◆ EXERCISE DETAILS ◆
Output solely the number of lines containing the string "Губернаторахъ".

-------- SUPPLIED MATERIAL

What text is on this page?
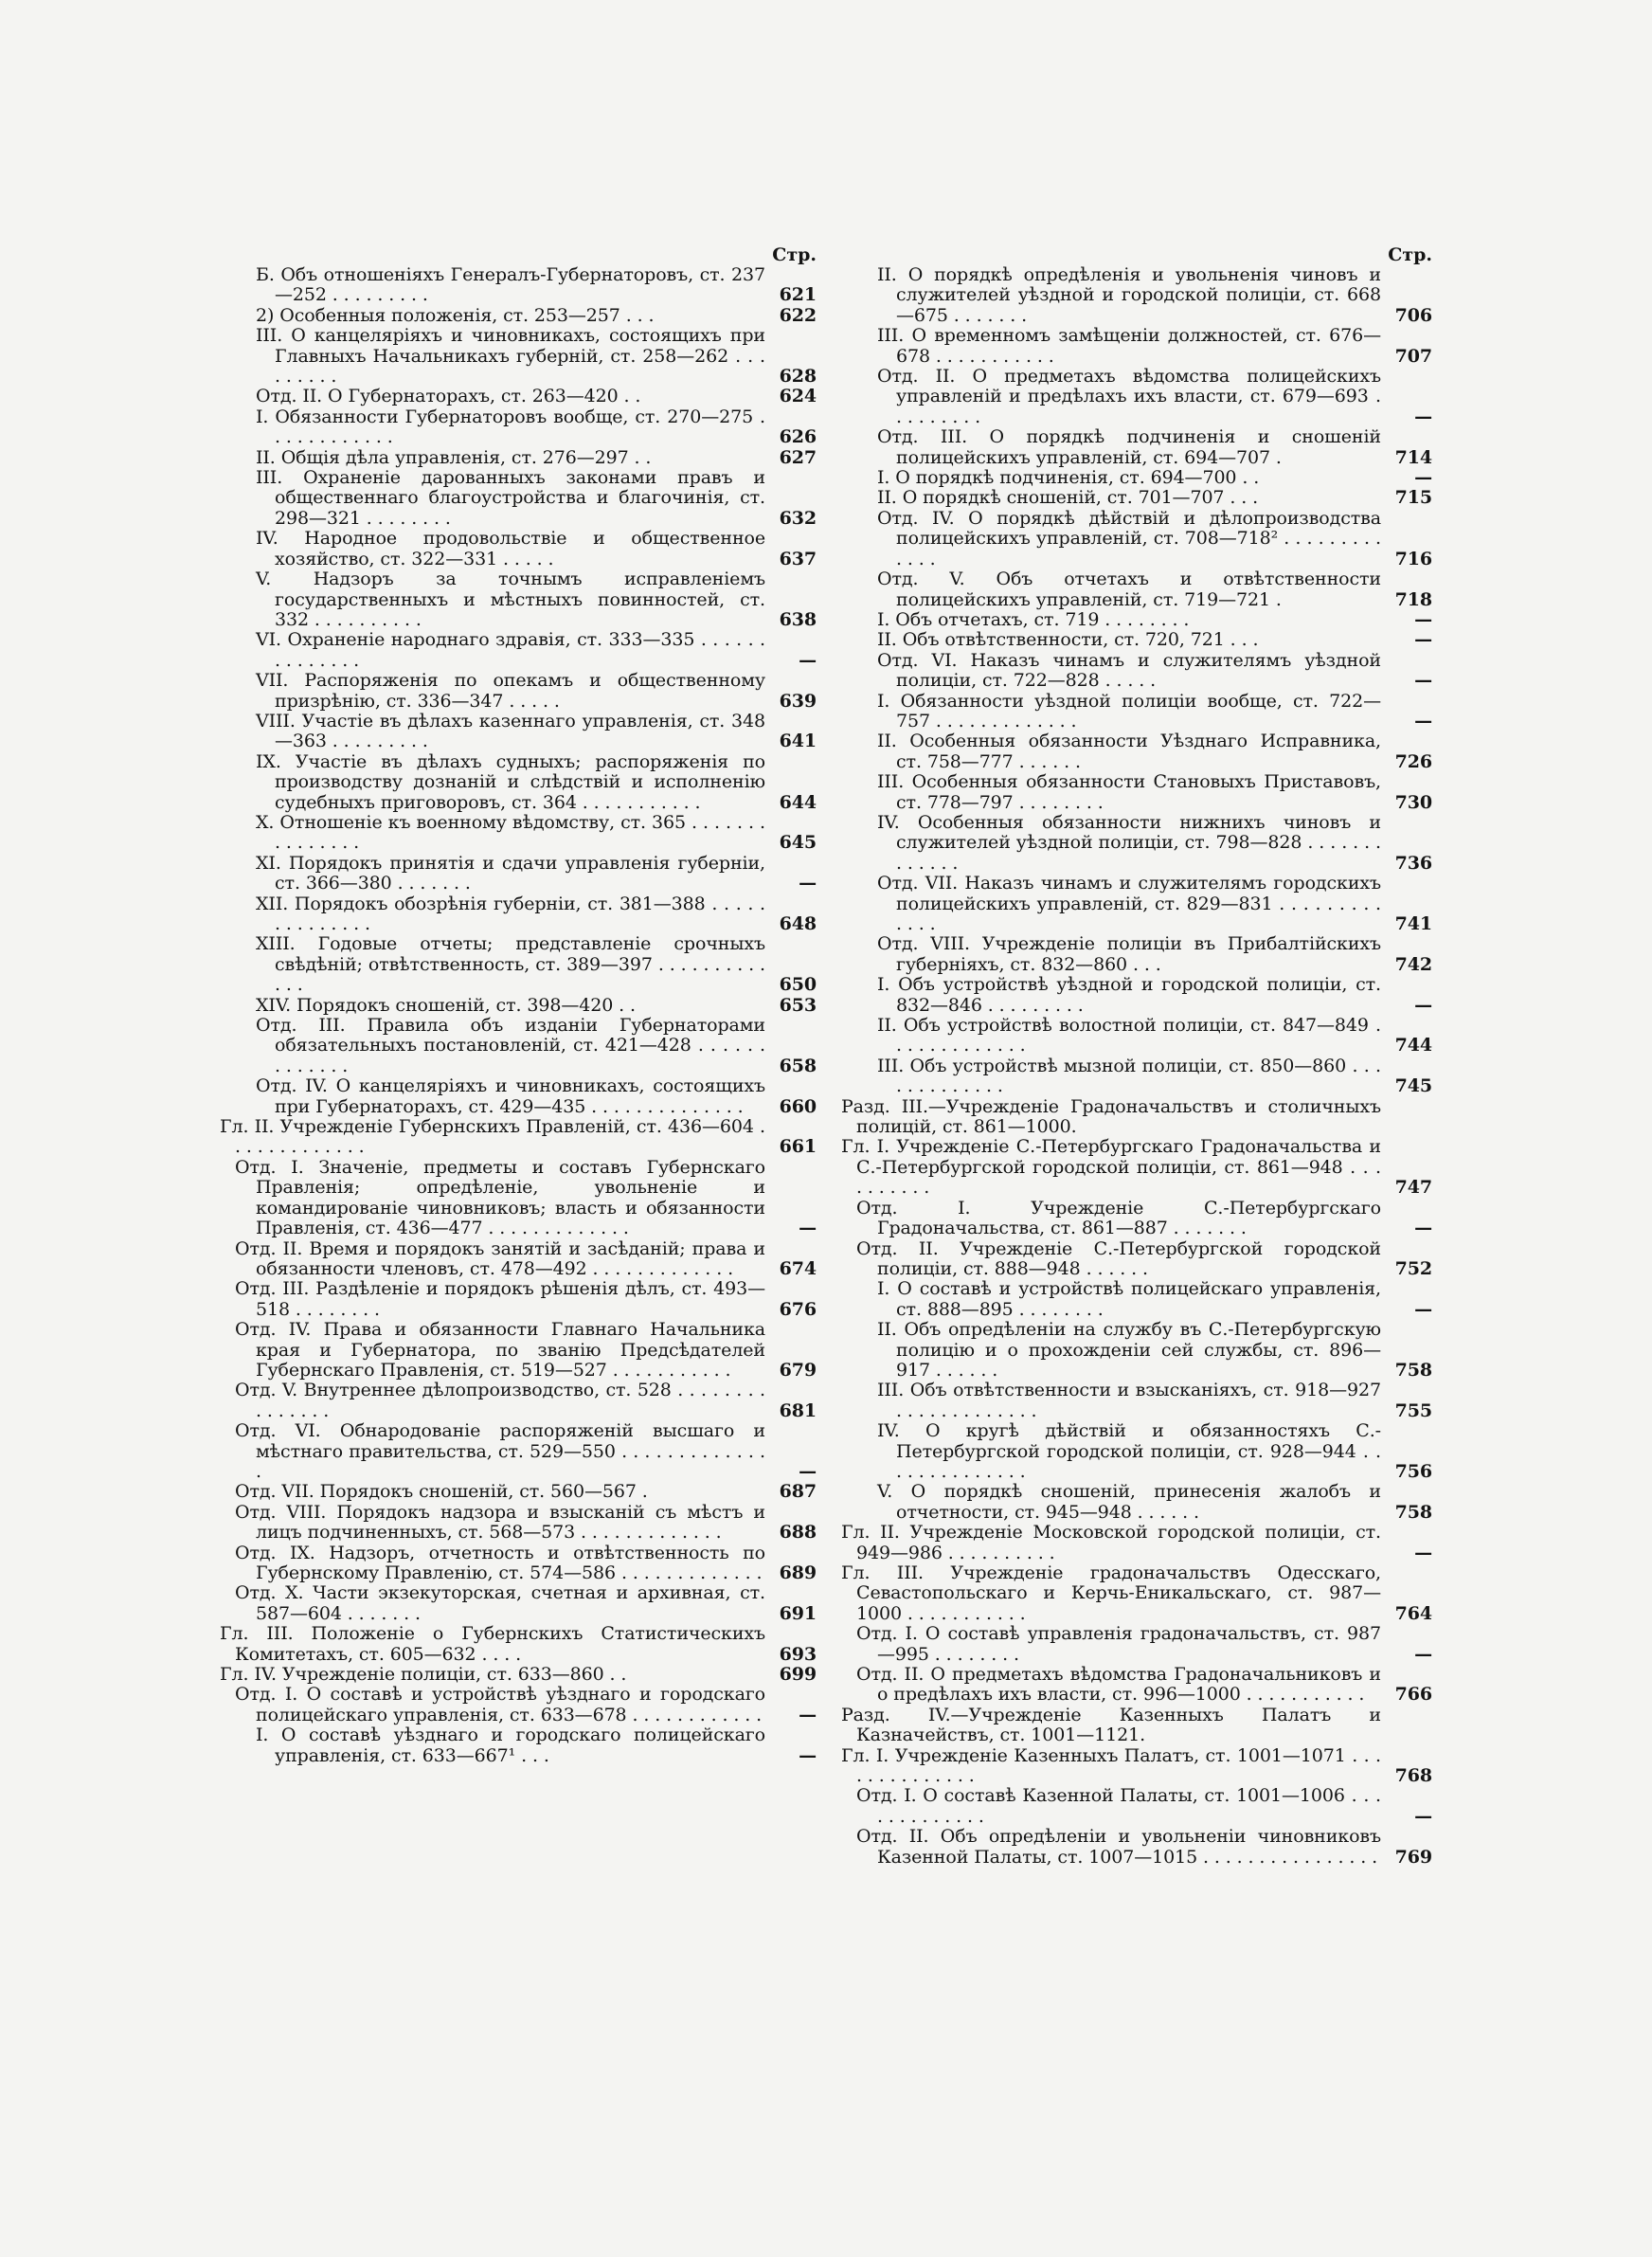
Стр.
Б. Объ отношеніяхъ Генералъ-Губернаторовъ, ст. 237—252 . . . . . . . . .	621
2) Особенныя положенія, ст. 253—257 . . .	622
III. О канцеляріяхъ и чиновникахъ, состоящихъ при Главныхъ Начальникахъ губерній, ст. 258—262 . . . . . . . . .	628
Отд. II. О Губернаторахъ, ст. 263—420 . .	624
I. Обязанности Губернаторовъ вообще, ст. 270—275 . . . . . . . . . . . .	626
II. Общія дѣла управленія, ст. 276—297 . .	627
III. Охраненіе дарованныхъ законами правъ и общественнаго благоустройства и благочинія, ст. 298—321 . . . . . . . .	632
IV. Народное продовольствіе и общественное хозяйство, ст. 322—331 . . . . .	637
V. Надзоръ за точнымъ исправленіемъ государственныхъ и мѣстныхъ повинностей, ст. 332 . . . . . . . . . .	638
VI. Охраненіе народнаго здравія, ст. 333—335 . . . . . . . . . . . . . .	—
VII. Распоряженія по опекамъ и общественному призрѣнію, ст. 336—347 . . . . .	639
VIII. Участіе въ дѣлахъ казеннаго управленія, ст. 348—363 . . . . . . . . .	641
IX. Участіе въ дѣлахъ судныхъ; распоряженія по производству дознаній и слѣдствій и исполненію судебныхъ приговоровъ, ст. 364 . . . . . . . . . . .	644
X. Отношеніе къ военному вѣдомству, ст. 365 . . . . . . . . . . . . . . .	645
XI. Порядокъ принятія и сдачи управленія губерніи, ст. 366—380 . . . . . . .	—
XII. Порядокъ обозрѣнія губерніи, ст. 381—388 . . . . . . . . . . . . . .	648
XIII. Годовые отчеты; представленіе срочныхъ свѣдѣній; отвѣтственность, ст. 389—397 . . . . . . . . . . . . .	650
XIV. Порядокъ сношеній, ст. 398—420 . .	653
Отд. III. Правила объ изданіи Губернаторами обязательныхъ постановленій, ст. 421—428 . . . . . . . . . . . . .	658
Отд. IV. О канцеляріяхъ и чиновникахъ, состоящихъ при Губернаторахъ, ст. 429—435 . . . . . . . . . . . . . .	660
Гл. II. Учрежденіе Губернскихъ Правленій, ст. 436—604 . . . . . . . . . . . . .	661
Отд. I. Значеніе, предметы и составъ Губернскаго Правленія; опредѣленіе, увольненіе и командированіе чиновниковъ; власть и обязанности Правленія, ст. 436—477 . . . . . . . . . . . . .	—
Отд. II. Время и порядокъ занятій и засѣданій; права и обязанности членовъ, ст. 478—492 . . . . . . . . . . . . .	674
Отд. III. Раздѣленіе и порядокъ рѣшенія дѣлъ, ст. 493—518 . . . . . . . .	676
Отд. IV. Права и обязанности Главнаго Начальника края и Губернатора, по званію Предсѣдателей Губернскаго Правленія, ст. 519—527 . . . . . . . . . . .	679
Отд. V. Внутреннее дѣлопроизводство, ст. 528 . . . . . . . . . . . . . . .	681
Отд. VI. Обнародованіе распоряженій высшаго и мѣстнаго правительства, ст. 529—550 . . . . . . . . . . . . . .	—
Отд. VII. Порядокъ сношеній, ст. 560—567 .	687
Отд. VIII. Порядокъ надзора и взысканій съ мѣстъ и лицъ подчиненныхъ, ст. 568—573 . . . . . . . . . . . . .	688
Отд. IX. Надзоръ, отчетность и отвѣтственность по Губернскому Правленію, ст. 574—586 . . . . . . . . . . . . . 689
Отд. X. Части экзекуторская, счетная и архивная, ст. 587—604 . . . . . . .	691
Гл. III. Положеніе о Губернскихъ Статистическихъ Комитетахъ, ст. 605—632 . . . .	693
Гл. IV. Учрежденіе полиціи, ст. 633—860 . .	699
Отд. I. О составѣ и устройствѣ уѣзднаго и городскаго полицейскаго управленія, ст. 633—678 . . . . . . . . . . . .	—
I. О составѣ уѣзднаго и городскаго полицейскаго управленія, ст. 633—667¹ . . .	—
Стр.
II. О порядкѣ опредѣленія и увольненія чиновъ и служителей уѣздной и городской полиціи, ст. 668—675 . . . . . . .	706
III. О временномъ замѣщеніи должностей, ст. 676—678 . . . . . . . . . . .	707
Отд. II. О предметахъ вѣдомства полицейскихъ управленій и предѣлахъ ихъ власти, ст. 679—693 . . . . . . . . .	—
Отд. III. О порядкѣ подчиненія и сношеній полицейскихъ управленій, ст. 694—707 .	714
I. О порядкѣ подчиненія, ст. 694—700 . .	—
II. О порядкѣ сношеній, ст. 701—707 . . .	715
Отд. IV. О порядкѣ дѣйствій и дѣлопроизводства полицейскихъ управленій, ст. 708—718² . . . . . . . . . . . . .	716
Отд. V. Объ отчетахъ и отвѣтственности полицейскихъ управленій, ст. 719—721 .	718
I. Объ отчетахъ, ст. 719 . . . . . . . .	—
II. Объ отвѣтственности, ст. 720, 721 . . .	—
Отд. VI. Наказъ чинамъ и служителямъ уѣздной полиціи, ст. 722—828 . . . . .	—
I. Обязанности уѣздной полиціи вообще, ст. 722—757 . . . . . . . . . . . . .	—
II. Особенныя обязанности Уѣзднаго Исправника, ст. 758—777 . . . . . .	726
III. Особенныя обязанности Становыхъ Приставовъ, ст. 778—797 . . . . . . . .	730
IV. Особенныя обязанности нижнихъ чиновъ и служителей уѣздной полиціи, ст. 798—828 . . . . . . . . . . . . .	736
Отд. VII. Наказъ чинамъ и служителямъ городскихъ полицейскихъ управленій, ст. 829—831 . . . . . . . . . . . . .	741
Отд. VIII. Учрежденіе полиціи въ Прибалтійскихъ губерніяхъ, ст. 832—860 . . .	742
I. Объ устройствѣ уѣздной и городской полиціи, ст. 832—846 . . . . . . . . .	—
II. Объ устройствѣ волостной полиціи, ст. 847—849 . . . . . . . . . . . . .	744
III. Объ устройствѣ мызной полиціи, ст. 850—860 . . . . . . . . . . . . .	745
Разд. III.—Учрежденіе Градоначальствъ и столичныхъ полицій, ст. 861—1000.
Гл. I. Учрежденіе С.-Петербургскаго Градоначальства и С.-Петербургской городской полиціи, ст. 861—948 . . . . . . . . . .	747
Отд. I. Учрежденіе С.-Петербургскаго Градоначальства, ст. 861—887 . . . . . . .	—
Отд. II. Учрежденіе С.-Петербургской городской полиціи, ст. 888—948 . . . . . .	752
I. О составѣ и устройствѣ полицейскаго управленія, ст. 888—895 . . . . . . . .	—
II. Объ опредѣленіи на службу въ С.-Петербургскую полицію и о прохожденіи сей службы, ст. 896—917 . . . . . .	758
III. Объ отвѣтственности и взысканіяхъ, ст. 918—927 . . . . . . . . . . . . .	755
IV. О кругѣ дѣйствій и обязанностяхъ С.-Петербургской городской полиціи, ст. 928—944 . . . . . . . . . . . . . .	756
V. О порядкѣ сношеній, принесенія жалобъ и отчетности, ст. 945—948 . . . . . .	758
Гл. II. Учрежденіе Московской городской полиціи, ст. 949—986 . . . . . . . . . .	—
Гл. III. Учрежденіе градоначальствъ Одесскаго, Севастопольскаго и Керчь-Еникальскаго, ст. 987—1000 . . . . . . . . . . .	764
Отд. I. О составѣ управленія градоначальствъ, ст. 987—995 . . . . . . . .	—
Отд. II. О предметахъ вѣдомства Градоначальниковъ и о предѣлахъ ихъ власти, ст. 996—1000 . . . . . . . . . . .	766
Разд. IV.—Учрежденіе Казенныхъ Палатъ и Казначействъ, ст. 1001—1121.
Гл. I. Учрежденіе Казенныхъ Палатъ, ст. 1001—1071 . . . . . . . . . . . . . .	768
Отд. I. О составѣ Казенной Палаты, ст. 1001—1006 . . . . . . . . . . . . .	—
Отд. II. Объ опредѣленіи и увольненіи чиновниковъ Казенной Палаты, ст. 1007—1015 . . . . . . . . . . . . . . . . 769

----------------

◆ RESULT ◆
2